PROBLEM TO SOLVE:
Extract, from the listing that follows, each line containing the word "icon".

EXTRACTED RECORDS:
--------

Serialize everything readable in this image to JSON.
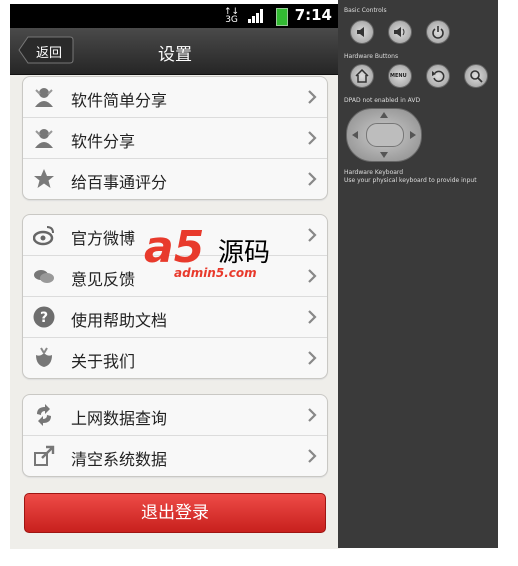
{
  "status_bar": {
    "network": "3G",
    "time": "7:14"
  },
  "header": {
    "back_label": "返回",
    "title": "设置"
  },
  "groups": [
    {
      "items": [
        {
          "label": "软件简单分享",
          "icon": "share-person-icon"
        },
        {
          "label": "软件分享",
          "icon": "share-person-icon"
        },
        {
          "label": "给百事通评分",
          "icon": "star-icon"
        }
      ]
    },
    {
      "items": [
        {
          "label": "官方微博",
          "icon": "weibo-icon"
        },
        {
          "label": "意见反馈",
          "icon": "chat-bubbles-icon"
        },
        {
          "label": "使用帮助文档",
          "icon": "help-icon"
        },
        {
          "label": "关于我们",
          "icon": "flower-icon"
        }
      ]
    },
    {
      "items": [
        {
          "label": "上网数据查询",
          "icon": "refresh-arrows-icon"
        },
        {
          "label": "清空系统数据",
          "icon": "export-icon"
        }
      ]
    }
  ],
  "logout_label": "退出登录",
  "emulator_panel": {
    "basic_controls": "Basic Controls",
    "hardware_buttons": "Hardware Buttons",
    "menu_label": "MENU",
    "dpad_note": "DPAD not enabled in AVD",
    "keyboard_title": "Hardware Keyboard",
    "keyboard_note": "Use your physical keyboard to provide input"
  },
  "watermark": {
    "mark": "a5",
    "text": "源码",
    "url": "admin5.com"
  },
  "colors": {
    "logout": "#d8312d",
    "titlebar": "#333333",
    "panel": "#3a3a3a"
  }
}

--------

THE RESPONSE:
          "icon": "share-person-icon"
          "icon": "share-person-icon"
          "icon": "star-icon"
          "icon": "weibo-icon"
          "icon": "chat-bubbles-icon"
          "icon": "help-icon"
          "icon": "flower-icon"
          "icon": "refresh-arrows-icon"
          "icon": "export-icon"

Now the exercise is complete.